## Problem statement
The entries below contain pictures. Retype everything except those pictures, exactly as given.

## Information shown
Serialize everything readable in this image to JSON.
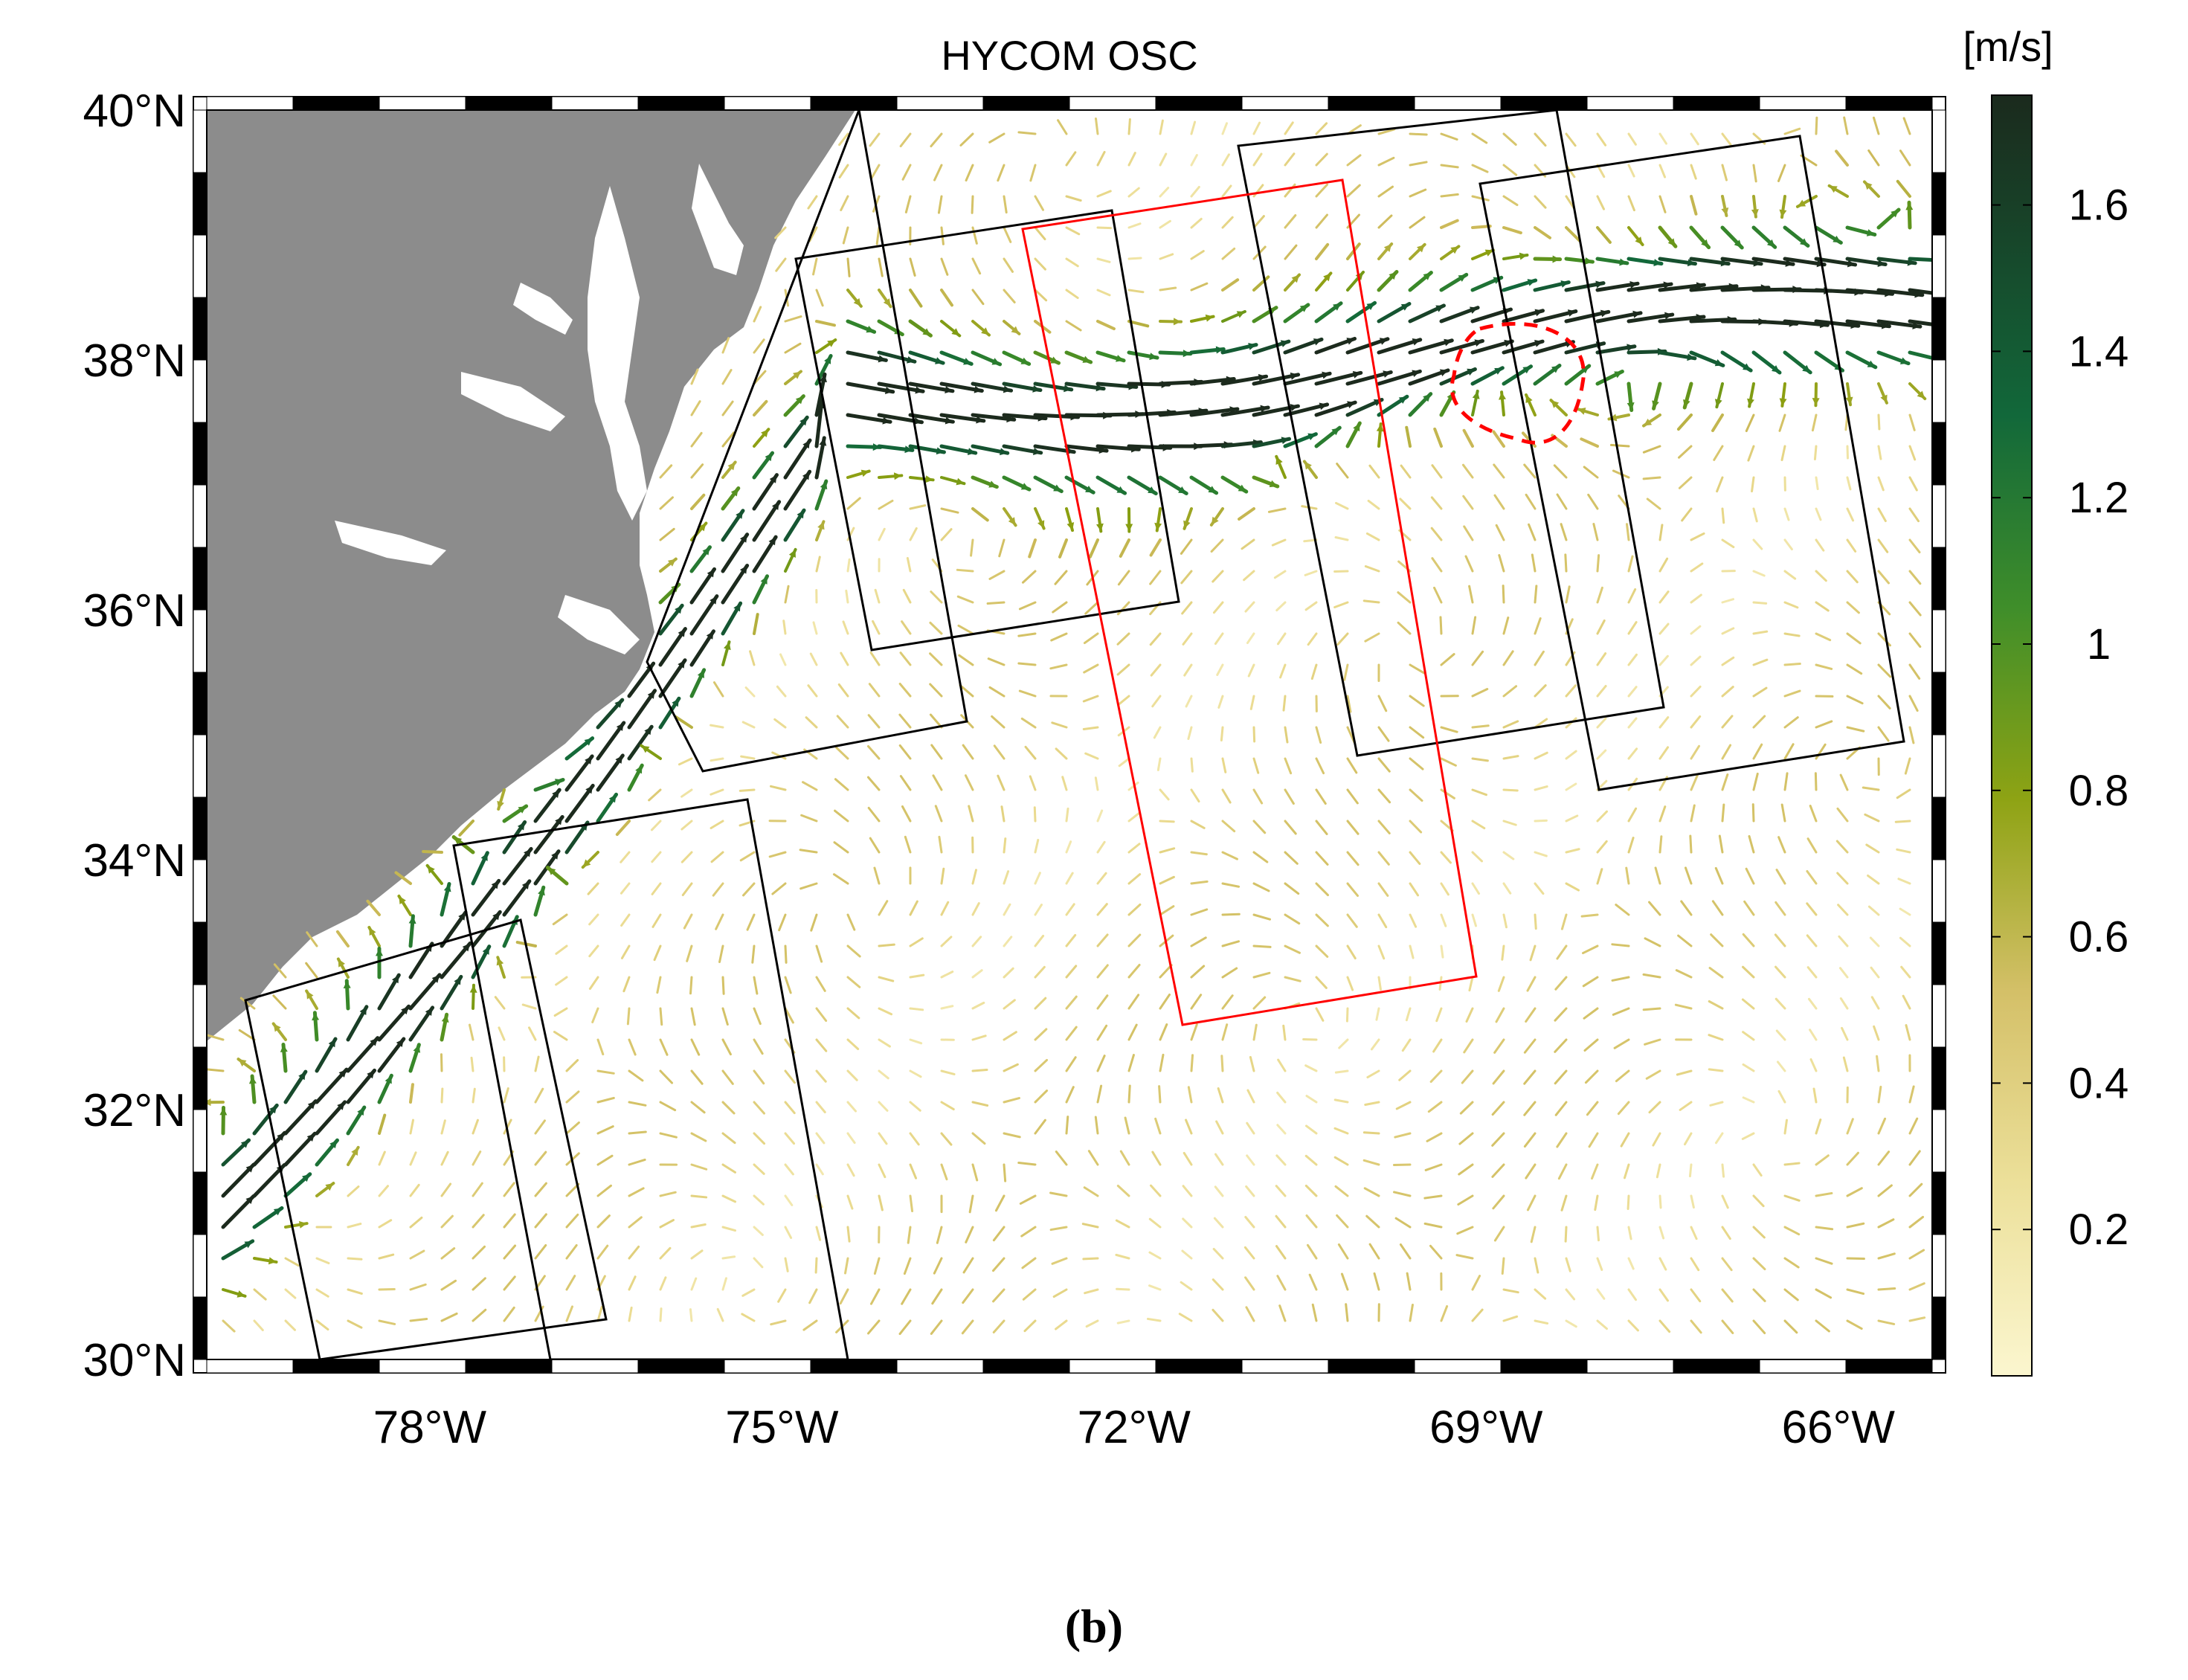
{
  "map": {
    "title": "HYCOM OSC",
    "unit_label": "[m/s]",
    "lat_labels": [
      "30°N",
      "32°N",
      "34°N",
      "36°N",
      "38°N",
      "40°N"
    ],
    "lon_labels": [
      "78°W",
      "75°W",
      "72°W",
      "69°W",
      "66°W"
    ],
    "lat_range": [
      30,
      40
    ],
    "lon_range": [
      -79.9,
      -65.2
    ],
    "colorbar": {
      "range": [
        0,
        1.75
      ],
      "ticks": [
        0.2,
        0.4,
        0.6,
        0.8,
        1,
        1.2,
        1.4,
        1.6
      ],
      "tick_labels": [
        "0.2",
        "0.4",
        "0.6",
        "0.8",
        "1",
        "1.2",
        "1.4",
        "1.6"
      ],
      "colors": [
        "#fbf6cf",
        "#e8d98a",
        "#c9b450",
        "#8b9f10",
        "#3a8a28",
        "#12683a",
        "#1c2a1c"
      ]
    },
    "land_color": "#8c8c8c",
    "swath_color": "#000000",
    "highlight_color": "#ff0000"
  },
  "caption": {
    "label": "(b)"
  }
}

## Final result
Serialize everything readable in this image to JSON.
{
  "map": {
    "title": "HYCOM OSC",
    "unit_label": "[m/s]",
    "lat_labels": [
      "30°N",
      "32°N",
      "34°N",
      "36°N",
      "38°N",
      "40°N"
    ],
    "lon_labels": [
      "78°W",
      "75°W",
      "72°W",
      "69°W",
      "66°W"
    ],
    "lat_range": [
      30,
      40
    ],
    "lon_range": [
      -79.9,
      -65.2
    ],
    "colorbar": {
      "range": [
        0,
        1.75
      ],
      "ticks": [
        0.2,
        0.4,
        0.6,
        0.8,
        1,
        1.2,
        1.4,
        1.6
      ],
      "tick_labels": [
        "0.2",
        "0.4",
        "0.6",
        "0.8",
        "1",
        "1.2",
        "1.4",
        "1.6"
      ],
      "colors": [
        "#fbf6cf",
        "#e8d98a",
        "#c9b450",
        "#8b9f10",
        "#3a8a28",
        "#12683a",
        "#1c2a1c"
      ]
    },
    "land_color": "#8c8c8c",
    "swath_color": "#000000",
    "highlight_color": "#ff0000"
  },
  "caption": {
    "label": "(b)"
  }
}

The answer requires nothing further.